▶ **Work to complete**: Transcribe every entry word for word, but skip the images.
═══ Listing
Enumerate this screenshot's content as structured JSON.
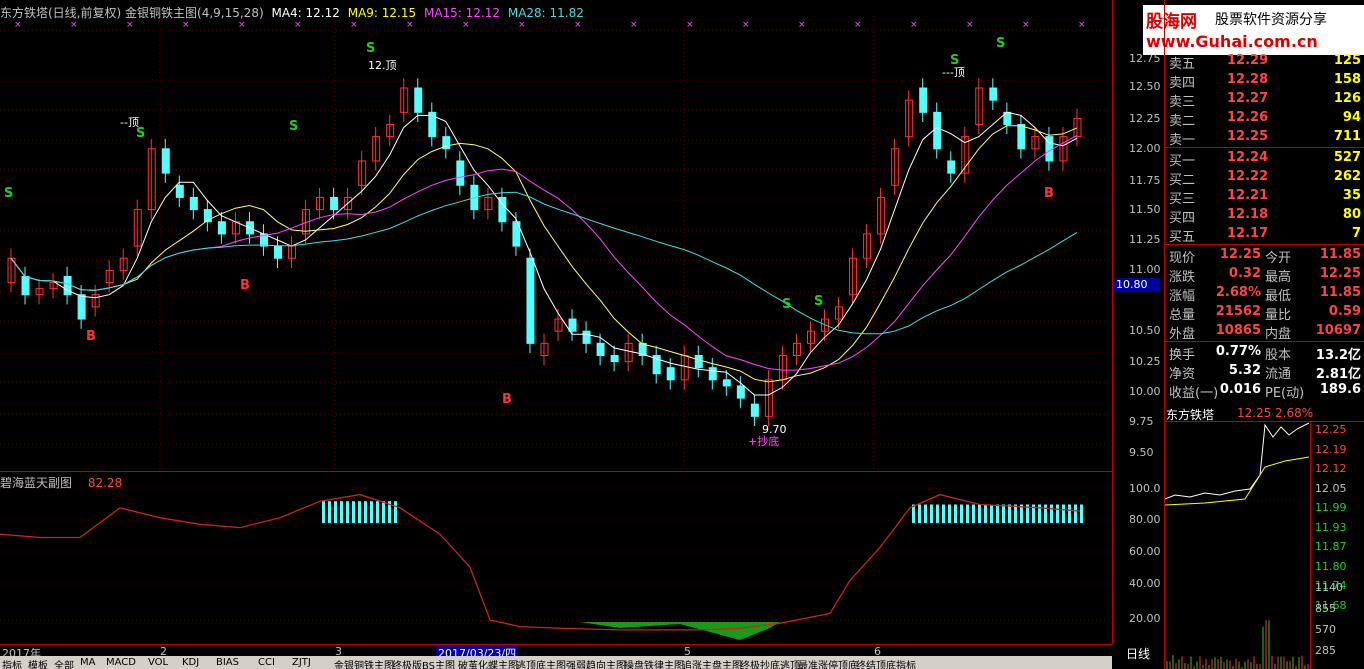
{
  "header": {
    "title": "东方铁塔(日线,前复权)",
    "indicator": "金银铜铁主图(4,9,15,28)",
    "ma": [
      {
        "label": "MA4: 12.12",
        "color": "#ffffff"
      },
      {
        "label": "MA9: 12.15",
        "color": "#ffff00"
      },
      {
        "label": "MA15: 12.12",
        "color": "#ff44ff"
      },
      {
        "label": "MA28: 11.82",
        "color": "#44dddd"
      }
    ]
  },
  "logo": {
    "line1": "股海网",
    "line2": "股票软件资源分享",
    "line3": "www.Guhai.com.cn"
  },
  "price_axis": [
    "12.75",
    "12.50",
    "12.25",
    "12.00",
    "11.75",
    "11.50",
    "11.25",
    "11.00",
    "10.80",
    "10.50",
    "10.25",
    "10.00",
    "9.75",
    "9.50"
  ],
  "price_axis_badge": "10.80",
  "annotations": {
    "top_left_peak": "--顶",
    "top_mid_peak": "12.顶",
    "top_right_peak": "---顶",
    "low_label": "9.70",
    "low_bottom": "+抄底",
    "buy": "B",
    "sell": "S"
  },
  "sub_panel": {
    "title": "碧海蓝天副图",
    "value": "82.28",
    "axis": [
      "100.0",
      "80.00",
      "60.00",
      "40.00",
      "20.00"
    ]
  },
  "bottom_axis": {
    "labels": [
      "2017年",
      "2",
      "3",
      "2017/03/23/四",
      "5",
      "6"
    ],
    "right": "日线"
  },
  "tabs": [
    "指标",
    "模板",
    "全部",
    "MA",
    "MACD",
    "VOL",
    "KDJ",
    "BIAS",
    "CCI",
    "ZJTJ",
    "金银铜铁主图",
    "终极版BS主图",
    "破茧化蝶主图",
    "逃顶底主图",
    "强弱趋向主图",
    "操盘铁律主图",
    "追涨主盘主图",
    "终极抄底逃顶",
    "最准涨停顶底",
    "终结顶底指标"
  ],
  "quote": {
    "asks": [
      {
        "label": "卖五",
        "price": "12.29",
        "vol": "125"
      },
      {
        "label": "卖四",
        "price": "12.28",
        "vol": "158"
      },
      {
        "label": "卖三",
        "price": "12.27",
        "vol": "126"
      },
      {
        "label": "卖二",
        "price": "12.26",
        "vol": "94"
      },
      {
        "label": "卖一",
        "price": "12.25",
        "vol": "711"
      }
    ],
    "bids": [
      {
        "label": "买一",
        "price": "12.24",
        "vol": "527"
      },
      {
        "label": "买二",
        "price": "12.22",
        "vol": "262"
      },
      {
        "label": "买三",
        "price": "12.21",
        "vol": "35"
      },
      {
        "label": "买四",
        "price": "12.18",
        "vol": "80"
      },
      {
        "label": "买五",
        "price": "12.17",
        "vol": "7"
      }
    ],
    "stats": [
      {
        "l1": "现价",
        "v1": "12.25",
        "l2": "今开",
        "v2": "11.85"
      },
      {
        "l1": "涨跌",
        "v1": "0.32",
        "l2": "最高",
        "v2": "12.25"
      },
      {
        "l1": "涨幅",
        "v1": "2.68%",
        "l2": "最低",
        "v2": "11.85"
      },
      {
        "l1": "总量",
        "v1": "21562",
        "l2": "量比",
        "v2": "0.59"
      },
      {
        "l1": "外盘",
        "v1": "10865",
        "l2": "内盘",
        "v2": "10697"
      }
    ],
    "stats2": [
      {
        "l1": "换手",
        "v1": "0.77%",
        "l2": "股本",
        "v2": "13.2亿"
      },
      {
        "l1": "净资",
        "v1": "5.32",
        "l2": "流通",
        "v2": "2.81亿"
      },
      {
        "l1": "收益(一)",
        "v1": "0.016",
        "l2": "PE(动)",
        "v2": "189.6"
      }
    ]
  },
  "mini": {
    "name": "东方铁塔",
    "price": "12.25",
    "pct": "2.68%",
    "axis": [
      "12.25",
      "12.19",
      "12.12",
      "12.05",
      "11.99",
      "11.93",
      "11.87",
      "11.80",
      "11.74",
      "11.68"
    ],
    "vol_axis": [
      "1140",
      "855",
      "570",
      "285"
    ]
  },
  "colors": {
    "up": "#ff3232",
    "down": "#54ffff",
    "grid": "#800000"
  }
}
══════
▶ **Final result**:
Enumerate this screenshot's content as structured JSON.
{
  "header": {
    "title": "东方铁塔(日线,前复权)",
    "indicator": "金银铜铁主图(4,9,15,28)",
    "ma": [
      {
        "label": "MA4: 12.12",
        "color": "#ffffff"
      },
      {
        "label": "MA9: 12.15",
        "color": "#ffff00"
      },
      {
        "label": "MA15: 12.12",
        "color": "#ff44ff"
      },
      {
        "label": "MA28: 11.82",
        "color": "#44dddd"
      }
    ]
  },
  "logo": {
    "line1": "股海网",
    "line2": "股票软件资源分享",
    "line3": "www.Guhai.com.cn"
  },
  "price_axis": [
    "12.75",
    "12.50",
    "12.25",
    "12.00",
    "11.75",
    "11.50",
    "11.25",
    "11.00",
    "10.80",
    "10.50",
    "10.25",
    "10.00",
    "9.75",
    "9.50"
  ],
  "price_axis_badge": "10.80",
  "annotations": {
    "top_left_peak": "--顶",
    "top_mid_peak": "12.顶",
    "top_right_peak": "---顶",
    "low_label": "9.70",
    "low_bottom": "+抄底",
    "buy": "B",
    "sell": "S"
  },
  "sub_panel": {
    "title": "碧海蓝天副图",
    "value": "82.28",
    "axis": [
      "100.0",
      "80.00",
      "60.00",
      "40.00",
      "20.00"
    ]
  },
  "bottom_axis": {
    "labels": [
      "2017年",
      "2",
      "3",
      "2017/03/23/四",
      "5",
      "6"
    ],
    "right": "日线"
  },
  "tabs": [
    "指标",
    "模板",
    "全部",
    "MA",
    "MACD",
    "VOL",
    "KDJ",
    "BIAS",
    "CCI",
    "ZJTJ",
    "金银铜铁主图",
    "终极版BS主图",
    "破茧化蝶主图",
    "逃顶底主图",
    "强弱趋向主图",
    "操盘铁律主图",
    "追涨主盘主图",
    "终极抄底逃顶",
    "最准涨停顶底",
    "终结顶底指标"
  ],
  "quote": {
    "asks": [
      {
        "label": "卖五",
        "price": "12.29",
        "vol": "125"
      },
      {
        "label": "卖四",
        "price": "12.28",
        "vol": "158"
      },
      {
        "label": "卖三",
        "price": "12.27",
        "vol": "126"
      },
      {
        "label": "卖二",
        "price": "12.26",
        "vol": "94"
      },
      {
        "label": "卖一",
        "price": "12.25",
        "vol": "711"
      }
    ],
    "bids": [
      {
        "label": "买一",
        "price": "12.24",
        "vol": "527"
      },
      {
        "label": "买二",
        "price": "12.22",
        "vol": "262"
      },
      {
        "label": "买三",
        "price": "12.21",
        "vol": "35"
      },
      {
        "label": "买四",
        "price": "12.18",
        "vol": "80"
      },
      {
        "label": "买五",
        "price": "12.17",
        "vol": "7"
      }
    ],
    "stats": [
      {
        "l1": "现价",
        "v1": "12.25",
        "l2": "今开",
        "v2": "11.85"
      },
      {
        "l1": "涨跌",
        "v1": "0.32",
        "l2": "最高",
        "v2": "12.25"
      },
      {
        "l1": "涨幅",
        "v1": "2.68%",
        "l2": "最低",
        "v2": "11.85"
      },
      {
        "l1": "总量",
        "v1": "21562",
        "l2": "量比",
        "v2": "0.59"
      },
      {
        "l1": "外盘",
        "v1": "10865",
        "l2": "内盘",
        "v2": "10697"
      }
    ],
    "stats2": [
      {
        "l1": "换手",
        "v1": "0.77%",
        "l2": "股本",
        "v2": "13.2亿"
      },
      {
        "l1": "净资",
        "v1": "5.32",
        "l2": "流通",
        "v2": "2.81亿"
      },
      {
        "l1": "收益(一)",
        "v1": "0.016",
        "l2": "PE(动)",
        "v2": "189.6"
      }
    ]
  },
  "mini": {
    "name": "东方铁塔",
    "price": "12.25",
    "pct": "2.68%",
    "axis": [
      "12.25",
      "12.19",
      "12.12",
      "12.05",
      "11.99",
      "11.93",
      "11.87",
      "11.80",
      "11.74",
      "11.68"
    ],
    "vol_axis": [
      "1140",
      "855",
      "570",
      "285"
    ]
  },
  "colors": {
    "up": "#ff3232",
    "down": "#54ffff",
    "grid": "#800000"
  }
}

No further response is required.